# SHORT EXERCISE
The records underneath are to be repeated exactly, with the pictures left out.

# STORED ROWS
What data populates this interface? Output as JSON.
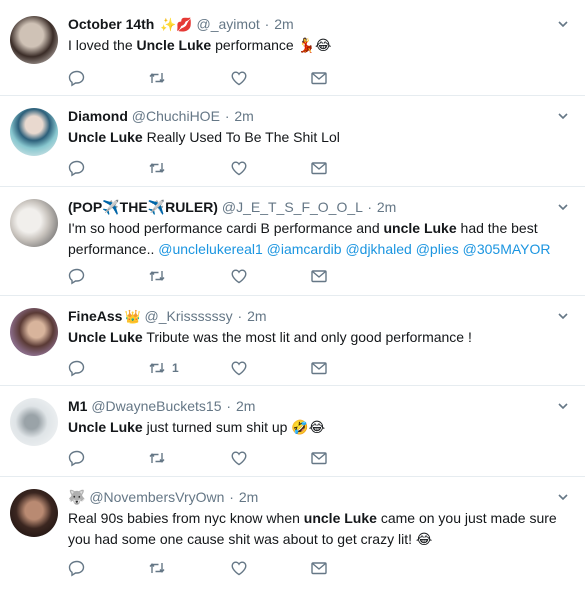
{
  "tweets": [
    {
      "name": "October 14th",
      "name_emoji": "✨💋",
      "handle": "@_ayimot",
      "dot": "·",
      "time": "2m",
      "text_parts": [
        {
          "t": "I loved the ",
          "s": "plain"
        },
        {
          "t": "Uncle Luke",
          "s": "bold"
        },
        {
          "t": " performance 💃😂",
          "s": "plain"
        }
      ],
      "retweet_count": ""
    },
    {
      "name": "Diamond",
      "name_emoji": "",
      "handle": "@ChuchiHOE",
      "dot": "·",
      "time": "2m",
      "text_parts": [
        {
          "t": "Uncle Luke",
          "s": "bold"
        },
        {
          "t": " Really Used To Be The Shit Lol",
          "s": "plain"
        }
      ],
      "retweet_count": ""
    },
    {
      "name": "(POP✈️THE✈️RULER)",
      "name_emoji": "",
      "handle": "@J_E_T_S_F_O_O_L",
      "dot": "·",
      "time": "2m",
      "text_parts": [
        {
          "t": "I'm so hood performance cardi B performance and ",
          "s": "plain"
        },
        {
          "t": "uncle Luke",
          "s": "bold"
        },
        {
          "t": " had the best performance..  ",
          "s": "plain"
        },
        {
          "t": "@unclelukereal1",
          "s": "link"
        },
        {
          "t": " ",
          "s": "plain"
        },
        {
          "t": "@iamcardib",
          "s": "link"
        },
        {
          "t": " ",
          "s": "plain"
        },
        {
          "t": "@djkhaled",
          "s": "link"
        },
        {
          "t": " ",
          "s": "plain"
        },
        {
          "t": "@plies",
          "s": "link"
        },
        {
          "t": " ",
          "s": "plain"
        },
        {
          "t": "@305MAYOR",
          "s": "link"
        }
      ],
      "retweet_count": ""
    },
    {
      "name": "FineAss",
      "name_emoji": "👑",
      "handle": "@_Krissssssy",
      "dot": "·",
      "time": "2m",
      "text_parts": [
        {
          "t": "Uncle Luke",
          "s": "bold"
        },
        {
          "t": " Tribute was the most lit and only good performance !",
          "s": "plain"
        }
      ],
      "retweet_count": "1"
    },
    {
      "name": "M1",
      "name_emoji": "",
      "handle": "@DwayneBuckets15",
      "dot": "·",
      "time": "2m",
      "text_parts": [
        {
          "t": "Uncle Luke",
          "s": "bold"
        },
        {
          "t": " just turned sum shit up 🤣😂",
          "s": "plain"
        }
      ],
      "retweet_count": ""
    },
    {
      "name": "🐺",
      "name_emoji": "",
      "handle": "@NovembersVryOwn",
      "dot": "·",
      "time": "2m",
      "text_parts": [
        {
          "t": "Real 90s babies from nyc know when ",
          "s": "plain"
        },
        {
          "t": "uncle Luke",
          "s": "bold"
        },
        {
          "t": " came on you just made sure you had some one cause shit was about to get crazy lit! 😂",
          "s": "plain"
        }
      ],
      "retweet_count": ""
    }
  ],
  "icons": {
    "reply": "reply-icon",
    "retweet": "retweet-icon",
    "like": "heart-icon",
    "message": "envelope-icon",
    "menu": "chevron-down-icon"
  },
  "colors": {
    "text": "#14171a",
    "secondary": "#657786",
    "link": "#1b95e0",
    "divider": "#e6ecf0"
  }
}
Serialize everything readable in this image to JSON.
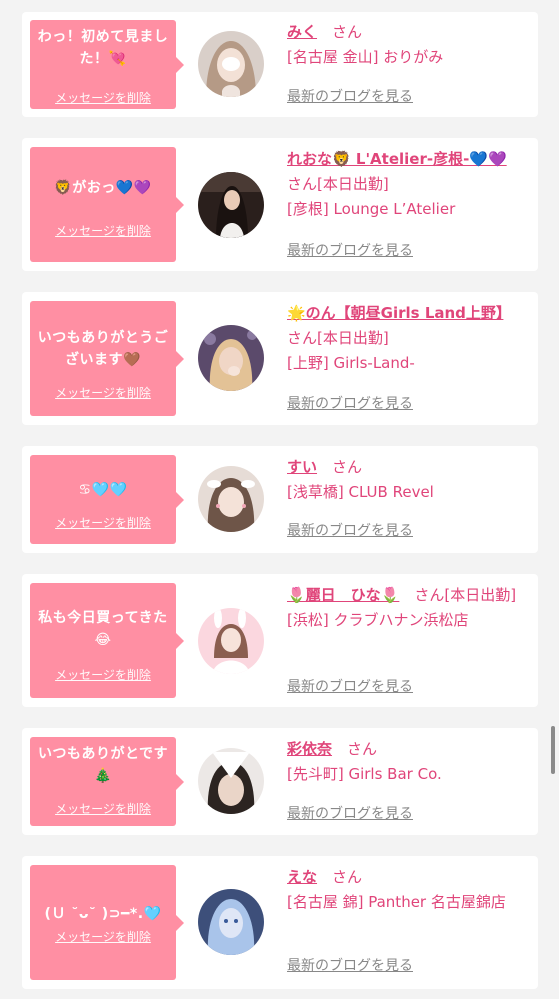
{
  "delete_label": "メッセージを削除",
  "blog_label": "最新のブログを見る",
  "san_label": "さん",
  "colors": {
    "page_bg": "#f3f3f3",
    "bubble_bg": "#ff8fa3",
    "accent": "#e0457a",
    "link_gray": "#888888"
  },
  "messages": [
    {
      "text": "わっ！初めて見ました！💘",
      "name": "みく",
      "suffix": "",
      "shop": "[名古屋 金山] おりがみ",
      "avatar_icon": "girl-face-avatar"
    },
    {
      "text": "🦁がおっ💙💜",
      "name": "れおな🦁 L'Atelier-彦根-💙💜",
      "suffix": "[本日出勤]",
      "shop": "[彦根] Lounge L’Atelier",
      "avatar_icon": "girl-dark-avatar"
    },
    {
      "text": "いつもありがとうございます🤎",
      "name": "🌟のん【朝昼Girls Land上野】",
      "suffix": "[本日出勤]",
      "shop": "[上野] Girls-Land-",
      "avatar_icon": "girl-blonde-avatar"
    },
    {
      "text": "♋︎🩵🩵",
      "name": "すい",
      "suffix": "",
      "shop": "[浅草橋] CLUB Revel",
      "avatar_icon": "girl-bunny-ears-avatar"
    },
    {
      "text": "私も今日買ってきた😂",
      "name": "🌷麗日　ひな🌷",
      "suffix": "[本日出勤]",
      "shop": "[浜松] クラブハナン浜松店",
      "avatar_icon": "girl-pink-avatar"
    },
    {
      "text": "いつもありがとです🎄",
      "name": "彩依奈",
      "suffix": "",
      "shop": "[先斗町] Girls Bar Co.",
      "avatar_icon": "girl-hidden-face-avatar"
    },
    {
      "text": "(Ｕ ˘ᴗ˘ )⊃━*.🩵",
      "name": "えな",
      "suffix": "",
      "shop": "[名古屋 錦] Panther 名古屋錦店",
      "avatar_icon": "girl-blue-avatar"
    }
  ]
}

# FINISHED TASK
What data populates this interface? Output as JSON.
{
  "tweets": [
    {
      "name": "October 14th",
      "name_emoji": "✨💋",
      "handle": "@_ayimot",
      "dot": "·",
      "time": "2m",
      "text_parts": [
        {
          "t": "I loved the ",
          "s": "plain"
        },
        {
          "t": "Uncle Luke",
          "s": "bold"
        },
        {
          "t": " performance 💃😂",
          "s": "plain"
        }
      ],
      "retweet_count": ""
    },
    {
      "name": "Diamond",
      "name_emoji": "",
      "handle": "@ChuchiHOE",
      "dot": "·",
      "time": "2m",
      "text_parts": [
        {
          "t": "Uncle Luke",
          "s": "bold"
        },
        {
          "t": " Really Used To Be The Shit Lol",
          "s": "plain"
        }
      ],
      "retweet_count": ""
    },
    {
      "name": "(POP✈️THE✈️RULER)",
      "name_emoji": "",
      "handle": "@J_E_T_S_F_O_O_L",
      "dot": "·",
      "time": "2m",
      "text_parts": [
        {
          "t": "I'm so hood performance cardi B performance and ",
          "s": "plain"
        },
        {
          "t": "uncle Luke",
          "s": "bold"
        },
        {
          "t": " had the best performance..  ",
          "s": "plain"
        },
        {
          "t": "@unclelukereal1",
          "s": "link"
        },
        {
          "t": " ",
          "s": "plain"
        },
        {
          "t": "@iamcardib",
          "s": "link"
        },
        {
          "t": " ",
          "s": "plain"
        },
        {
          "t": "@djkhaled",
          "s": "link"
        },
        {
          "t": " ",
          "s": "plain"
        },
        {
          "t": "@plies",
          "s": "link"
        },
        {
          "t": " ",
          "s": "plain"
        },
        {
          "t": "@305MAYOR",
          "s": "link"
        }
      ],
      "retweet_count": ""
    },
    {
      "name": "FineAss",
      "name_emoji": "👑",
      "handle": "@_Krissssssy",
      "dot": "·",
      "time": "2m",
      "text_parts": [
        {
          "t": "Uncle Luke",
          "s": "bold"
        },
        {
          "t": " Tribute was the most lit and only good performance !",
          "s": "plain"
        }
      ],
      "retweet_count": "1"
    },
    {
      "name": "M1",
      "name_emoji": "",
      "handle": "@DwayneBuckets15",
      "dot": "·",
      "time": "2m",
      "text_parts": [
        {
          "t": "Uncle Luke",
          "s": "bold"
        },
        {
          "t": " just turned sum shit up 🤣😂",
          "s": "plain"
        }
      ],
      "retweet_count": ""
    },
    {
      "name": "🐺",
      "name_emoji": "",
      "handle": "@NovembersVryOwn",
      "dot": "·",
      "time": "2m",
      "text_parts": [
        {
          "t": "Real 90s babies from nyc know when ",
          "s": "plain"
        },
        {
          "t": "uncle Luke",
          "s": "bold"
        },
        {
          "t": " came on you just made sure you had some one cause shit was about to get crazy lit! 😂",
          "s": "plain"
        }
      ],
      "retweet_count": ""
    }
  ],
  "icons": {
    "reply": "reply-icon",
    "retweet": "retweet-icon",
    "like": "heart-icon",
    "message": "envelope-icon",
    "menu": "chevron-down-icon"
  },
  "colors": {
    "text": "#14171a",
    "secondary": "#657786",
    "link": "#1b95e0",
    "divider": "#e6ecf0"
  }
}
Serialize everything readable in this image to JSON.
{
  "delete_label": "メッセージを削除",
  "blog_label": "最新のブログを見る",
  "san_label": "さん",
  "colors": {
    "page_bg": "#f3f3f3",
    "bubble_bg": "#ff8fa3",
    "accent": "#e0457a",
    "link_gray": "#888888"
  },
  "messages": [
    {
      "text": "わっ！初めて見ました！💘",
      "name": "みく",
      "suffix": "",
      "shop": "[名古屋 金山] おりがみ",
      "avatar_icon": "girl-face-avatar"
    },
    {
      "text": "🦁がおっ💙💜",
      "name": "れおな🦁 L'Atelier-彦根-💙💜",
      "suffix": "[本日出勤]",
      "shop": "[彦根] Lounge L’Atelier",
      "avatar_icon": "girl-dark-avatar"
    },
    {
      "text": "いつもありがとうございます🤎",
      "name": "🌟のん【朝昼Girls Land上野】",
      "suffix": "[本日出勤]",
      "shop": "[上野] Girls-Land-",
      "avatar_icon": "girl-blonde-avatar"
    },
    {
      "text": "♋︎🩵🩵",
      "name": "すい",
      "suffix": "",
      "shop": "[浅草橋] CLUB Revel",
      "avatar_icon": "girl-bunny-ears-avatar"
    },
    {
      "text": "私も今日買ってきた😂",
      "name": "🌷麗日　ひな🌷",
      "suffix": "[本日出勤]",
      "shop": "[浜松] クラブハナン浜松店",
      "avatar_icon": "girl-pink-avatar"
    },
    {
      "text": "いつもありがとです🎄",
      "name": "彩依奈",
      "suffix": "",
      "shop": "[先斗町] Girls Bar Co.",
      "avatar_icon": "girl-hidden-face-avatar"
    },
    {
      "text": "(Ｕ ˘ᴗ˘ )⊃━*.🩵",
      "name": "えな",
      "suffix": "",
      "shop": "[名古屋 錦] Panther 名古屋錦店",
      "avatar_icon": "girl-blue-avatar"
    }
  ]
}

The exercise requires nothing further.